Required work - Write the data out again, exactly as given.

Supplied material -
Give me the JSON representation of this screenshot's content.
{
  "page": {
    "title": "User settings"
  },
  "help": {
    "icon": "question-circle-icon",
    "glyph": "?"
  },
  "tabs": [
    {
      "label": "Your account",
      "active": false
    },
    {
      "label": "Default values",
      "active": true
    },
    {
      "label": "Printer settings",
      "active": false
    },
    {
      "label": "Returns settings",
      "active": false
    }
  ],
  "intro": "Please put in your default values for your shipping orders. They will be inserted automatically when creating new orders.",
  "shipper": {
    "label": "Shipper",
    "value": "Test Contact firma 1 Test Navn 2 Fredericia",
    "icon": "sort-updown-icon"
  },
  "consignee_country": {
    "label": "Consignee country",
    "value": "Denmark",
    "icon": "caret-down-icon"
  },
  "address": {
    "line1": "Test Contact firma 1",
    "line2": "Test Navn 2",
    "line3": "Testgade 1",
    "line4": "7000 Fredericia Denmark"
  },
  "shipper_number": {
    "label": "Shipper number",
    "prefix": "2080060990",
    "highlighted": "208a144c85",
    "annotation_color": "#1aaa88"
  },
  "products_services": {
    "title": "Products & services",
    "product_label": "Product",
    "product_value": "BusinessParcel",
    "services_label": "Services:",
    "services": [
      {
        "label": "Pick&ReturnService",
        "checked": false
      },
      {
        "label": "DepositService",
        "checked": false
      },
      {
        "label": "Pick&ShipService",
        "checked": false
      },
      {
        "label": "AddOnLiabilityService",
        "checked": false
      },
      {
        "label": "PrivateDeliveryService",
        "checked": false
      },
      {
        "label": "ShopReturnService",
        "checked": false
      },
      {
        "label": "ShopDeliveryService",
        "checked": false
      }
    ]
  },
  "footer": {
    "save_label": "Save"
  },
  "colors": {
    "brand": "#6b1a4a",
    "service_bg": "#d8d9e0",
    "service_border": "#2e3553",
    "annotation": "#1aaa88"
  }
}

Solution for this problem -
Give me the JSON representation of this screenshot's content.
{
  "page": {
    "title": "User settings"
  },
  "help": {
    "icon": "question-circle-icon",
    "glyph": "?"
  },
  "tabs": [
    {
      "label": "Your account",
      "active": false
    },
    {
      "label": "Default values",
      "active": true
    },
    {
      "label": "Printer settings",
      "active": false
    },
    {
      "label": "Returns settings",
      "active": false
    }
  ],
  "intro": "Please put in your default values for your shipping orders. They will be inserted automatically when creating new orders.",
  "shipper": {
    "label": "Shipper",
    "value": "Test Contact firma 1 Test Navn 2 Fredericia",
    "icon": "sort-updown-icon"
  },
  "consignee_country": {
    "label": "Consignee country",
    "value": "Denmark",
    "icon": "caret-down-icon"
  },
  "address": {
    "line1": "Test Contact firma 1",
    "line2": "Test Navn 2",
    "line3": "Testgade 1",
    "line4": "7000 Fredericia Denmark"
  },
  "shipper_number": {
    "label": "Shipper number",
    "prefix": "2080060990",
    "highlighted": "208a144c85",
    "annotation_color": "#1aaa88"
  },
  "products_services": {
    "title": "Products & services",
    "product_label": "Product",
    "product_value": "BusinessParcel",
    "services_label": "Services:",
    "services": [
      {
        "label": "Pick&ReturnService",
        "checked": false
      },
      {
        "label": "DepositService",
        "checked": false
      },
      {
        "label": "Pick&ShipService",
        "checked": false
      },
      {
        "label": "AddOnLiabilityService",
        "checked": false
      },
      {
        "label": "PrivateDeliveryService",
        "checked": false
      },
      {
        "label": "ShopReturnService",
        "checked": false
      },
      {
        "label": "ShopDeliveryService",
        "checked": false
      }
    ]
  },
  "footer": {
    "save_label": "Save"
  },
  "colors": {
    "brand": "#6b1a4a",
    "service_bg": "#d8d9e0",
    "service_border": "#2e3553",
    "annotation": "#1aaa88"
  }
}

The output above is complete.